== OBJECTIVE ==
Tally all lines containing the word "Storlek". Give the number alone.

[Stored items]
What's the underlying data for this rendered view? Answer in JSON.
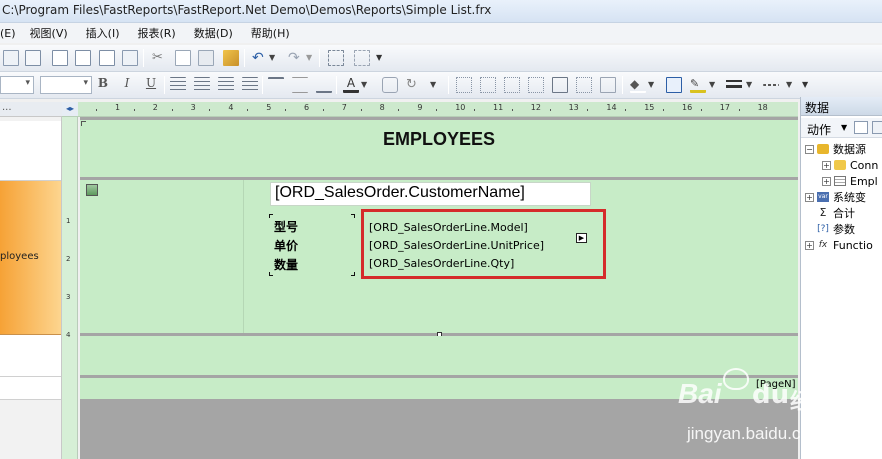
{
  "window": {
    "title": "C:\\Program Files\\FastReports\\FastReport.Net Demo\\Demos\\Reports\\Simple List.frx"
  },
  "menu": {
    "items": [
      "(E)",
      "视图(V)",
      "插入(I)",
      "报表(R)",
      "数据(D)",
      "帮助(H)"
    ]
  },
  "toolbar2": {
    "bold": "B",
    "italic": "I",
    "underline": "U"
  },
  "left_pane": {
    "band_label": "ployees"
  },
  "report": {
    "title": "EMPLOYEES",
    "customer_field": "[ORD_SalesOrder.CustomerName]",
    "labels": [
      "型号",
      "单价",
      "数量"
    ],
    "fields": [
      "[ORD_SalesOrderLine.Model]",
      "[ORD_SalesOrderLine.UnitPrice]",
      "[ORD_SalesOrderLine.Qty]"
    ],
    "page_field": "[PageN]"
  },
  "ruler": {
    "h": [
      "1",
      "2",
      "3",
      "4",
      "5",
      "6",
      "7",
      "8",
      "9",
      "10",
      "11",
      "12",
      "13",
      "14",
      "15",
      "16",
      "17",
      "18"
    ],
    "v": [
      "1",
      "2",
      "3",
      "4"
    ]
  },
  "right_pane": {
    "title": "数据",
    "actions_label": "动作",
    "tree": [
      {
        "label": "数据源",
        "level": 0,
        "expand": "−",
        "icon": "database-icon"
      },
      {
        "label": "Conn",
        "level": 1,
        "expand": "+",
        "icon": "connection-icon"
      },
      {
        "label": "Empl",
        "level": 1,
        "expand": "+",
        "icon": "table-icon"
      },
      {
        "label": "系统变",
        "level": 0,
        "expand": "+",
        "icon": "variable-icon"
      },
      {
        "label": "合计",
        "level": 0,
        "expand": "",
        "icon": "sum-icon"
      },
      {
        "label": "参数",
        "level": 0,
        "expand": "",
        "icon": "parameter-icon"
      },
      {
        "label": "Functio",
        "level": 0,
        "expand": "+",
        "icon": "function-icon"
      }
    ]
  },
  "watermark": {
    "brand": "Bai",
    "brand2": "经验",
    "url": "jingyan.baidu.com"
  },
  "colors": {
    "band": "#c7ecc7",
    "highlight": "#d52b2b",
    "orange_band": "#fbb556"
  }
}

...

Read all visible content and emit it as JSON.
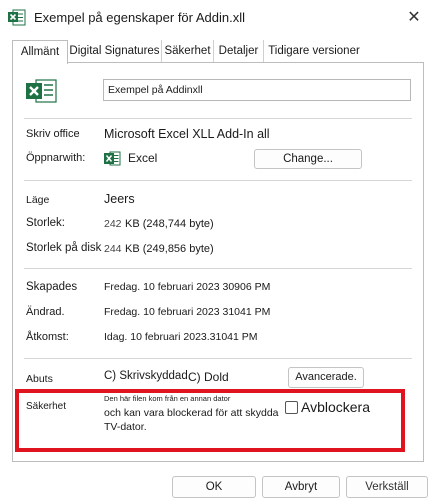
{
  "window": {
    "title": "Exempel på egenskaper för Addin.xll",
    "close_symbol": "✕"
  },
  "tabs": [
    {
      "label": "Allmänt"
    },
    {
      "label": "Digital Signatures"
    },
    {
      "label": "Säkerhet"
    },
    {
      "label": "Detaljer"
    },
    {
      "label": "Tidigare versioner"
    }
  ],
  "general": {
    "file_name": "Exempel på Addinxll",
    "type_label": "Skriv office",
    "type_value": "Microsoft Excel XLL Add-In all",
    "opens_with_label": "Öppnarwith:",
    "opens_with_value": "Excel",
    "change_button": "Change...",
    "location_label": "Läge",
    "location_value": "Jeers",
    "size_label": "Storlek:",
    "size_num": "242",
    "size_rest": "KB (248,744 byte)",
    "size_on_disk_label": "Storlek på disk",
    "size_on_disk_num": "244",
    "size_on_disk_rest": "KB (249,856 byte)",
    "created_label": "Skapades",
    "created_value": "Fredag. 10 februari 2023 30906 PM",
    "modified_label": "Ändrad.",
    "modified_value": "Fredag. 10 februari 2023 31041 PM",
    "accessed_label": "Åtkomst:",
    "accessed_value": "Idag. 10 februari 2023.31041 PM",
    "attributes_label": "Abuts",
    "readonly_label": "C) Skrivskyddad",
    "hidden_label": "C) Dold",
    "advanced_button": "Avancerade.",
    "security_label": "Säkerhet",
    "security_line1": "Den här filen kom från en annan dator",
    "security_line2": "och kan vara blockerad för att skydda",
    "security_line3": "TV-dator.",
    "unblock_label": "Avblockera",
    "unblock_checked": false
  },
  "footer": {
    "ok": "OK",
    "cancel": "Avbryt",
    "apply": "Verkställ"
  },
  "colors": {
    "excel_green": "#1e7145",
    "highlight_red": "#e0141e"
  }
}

== OUTPUT FOR THIS EXERCISE ==
2